[CHALLENGE]
Report how many lines of the records below include the word "Birth". Give nothing but the number.

[RECORDS SHOWN]
▬▬▬▬▬▬
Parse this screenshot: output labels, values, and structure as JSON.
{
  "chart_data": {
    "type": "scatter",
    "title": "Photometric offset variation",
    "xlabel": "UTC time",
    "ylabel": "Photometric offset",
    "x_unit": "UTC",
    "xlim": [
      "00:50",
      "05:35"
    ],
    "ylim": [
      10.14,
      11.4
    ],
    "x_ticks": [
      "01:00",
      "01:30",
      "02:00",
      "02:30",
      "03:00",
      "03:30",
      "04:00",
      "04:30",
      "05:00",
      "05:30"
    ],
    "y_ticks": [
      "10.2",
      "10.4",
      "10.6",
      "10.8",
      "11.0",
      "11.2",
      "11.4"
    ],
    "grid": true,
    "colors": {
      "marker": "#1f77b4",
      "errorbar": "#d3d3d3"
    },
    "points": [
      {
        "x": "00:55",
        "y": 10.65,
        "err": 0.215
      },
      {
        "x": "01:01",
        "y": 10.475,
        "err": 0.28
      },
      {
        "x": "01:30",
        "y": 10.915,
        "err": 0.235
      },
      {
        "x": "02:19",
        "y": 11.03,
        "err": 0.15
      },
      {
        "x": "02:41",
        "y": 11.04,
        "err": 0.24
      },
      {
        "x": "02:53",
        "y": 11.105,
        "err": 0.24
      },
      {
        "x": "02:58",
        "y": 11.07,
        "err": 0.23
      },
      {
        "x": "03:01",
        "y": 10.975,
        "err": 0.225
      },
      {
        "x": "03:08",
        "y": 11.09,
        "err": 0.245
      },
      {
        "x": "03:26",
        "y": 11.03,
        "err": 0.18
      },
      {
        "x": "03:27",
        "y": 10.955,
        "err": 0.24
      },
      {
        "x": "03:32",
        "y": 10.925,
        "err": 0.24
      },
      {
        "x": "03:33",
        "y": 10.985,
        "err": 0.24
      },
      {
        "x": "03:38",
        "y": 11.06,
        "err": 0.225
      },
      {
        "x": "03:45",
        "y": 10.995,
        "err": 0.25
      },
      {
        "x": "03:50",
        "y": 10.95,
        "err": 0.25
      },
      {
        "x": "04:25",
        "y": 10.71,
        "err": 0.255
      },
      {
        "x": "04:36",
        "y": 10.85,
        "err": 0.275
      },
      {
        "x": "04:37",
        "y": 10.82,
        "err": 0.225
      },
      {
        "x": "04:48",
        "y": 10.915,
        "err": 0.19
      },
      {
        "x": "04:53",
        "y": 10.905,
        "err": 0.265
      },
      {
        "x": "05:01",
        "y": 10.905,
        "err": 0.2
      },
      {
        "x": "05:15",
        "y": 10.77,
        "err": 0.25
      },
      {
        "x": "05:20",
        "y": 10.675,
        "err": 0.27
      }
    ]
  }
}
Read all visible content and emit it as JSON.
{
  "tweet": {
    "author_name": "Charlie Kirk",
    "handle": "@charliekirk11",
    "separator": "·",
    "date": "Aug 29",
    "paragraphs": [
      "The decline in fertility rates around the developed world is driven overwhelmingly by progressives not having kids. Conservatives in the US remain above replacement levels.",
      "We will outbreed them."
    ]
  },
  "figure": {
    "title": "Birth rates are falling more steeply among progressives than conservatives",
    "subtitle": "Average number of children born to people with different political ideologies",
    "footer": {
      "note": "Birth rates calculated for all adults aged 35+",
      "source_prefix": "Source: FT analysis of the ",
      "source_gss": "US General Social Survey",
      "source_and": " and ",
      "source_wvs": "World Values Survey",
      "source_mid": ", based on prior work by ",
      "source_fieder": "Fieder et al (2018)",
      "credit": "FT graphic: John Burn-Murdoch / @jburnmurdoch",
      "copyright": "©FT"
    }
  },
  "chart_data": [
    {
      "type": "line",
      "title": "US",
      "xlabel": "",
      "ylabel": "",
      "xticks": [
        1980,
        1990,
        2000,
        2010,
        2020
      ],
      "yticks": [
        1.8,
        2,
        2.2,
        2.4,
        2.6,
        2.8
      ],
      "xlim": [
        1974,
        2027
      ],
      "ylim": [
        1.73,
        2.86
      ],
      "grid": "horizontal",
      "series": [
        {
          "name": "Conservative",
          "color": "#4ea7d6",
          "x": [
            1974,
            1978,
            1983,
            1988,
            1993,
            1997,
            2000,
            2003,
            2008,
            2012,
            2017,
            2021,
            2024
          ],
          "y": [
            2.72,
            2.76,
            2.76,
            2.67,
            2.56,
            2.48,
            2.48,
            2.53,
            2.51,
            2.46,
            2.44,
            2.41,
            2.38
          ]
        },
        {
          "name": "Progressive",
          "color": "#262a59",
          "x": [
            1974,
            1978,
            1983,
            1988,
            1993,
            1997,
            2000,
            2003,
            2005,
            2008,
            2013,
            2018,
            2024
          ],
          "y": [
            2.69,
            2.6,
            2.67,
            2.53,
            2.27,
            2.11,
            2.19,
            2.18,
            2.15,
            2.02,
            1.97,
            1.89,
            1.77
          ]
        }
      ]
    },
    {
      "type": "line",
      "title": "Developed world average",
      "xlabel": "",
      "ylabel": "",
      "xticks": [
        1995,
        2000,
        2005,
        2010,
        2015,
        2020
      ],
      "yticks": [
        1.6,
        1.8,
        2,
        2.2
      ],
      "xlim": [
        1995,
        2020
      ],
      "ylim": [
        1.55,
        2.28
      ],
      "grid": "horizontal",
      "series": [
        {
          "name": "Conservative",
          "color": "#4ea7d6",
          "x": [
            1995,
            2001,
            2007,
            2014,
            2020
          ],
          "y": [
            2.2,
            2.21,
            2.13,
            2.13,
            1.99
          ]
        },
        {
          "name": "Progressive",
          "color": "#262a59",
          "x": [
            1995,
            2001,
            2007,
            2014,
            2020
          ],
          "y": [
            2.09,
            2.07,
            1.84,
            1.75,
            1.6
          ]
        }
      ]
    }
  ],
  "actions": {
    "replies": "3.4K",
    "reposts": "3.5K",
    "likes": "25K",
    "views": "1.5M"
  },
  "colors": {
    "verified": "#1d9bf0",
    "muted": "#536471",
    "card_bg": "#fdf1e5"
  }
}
▬▬▬▬▬▬
[EXERCISE OUTPUT]
2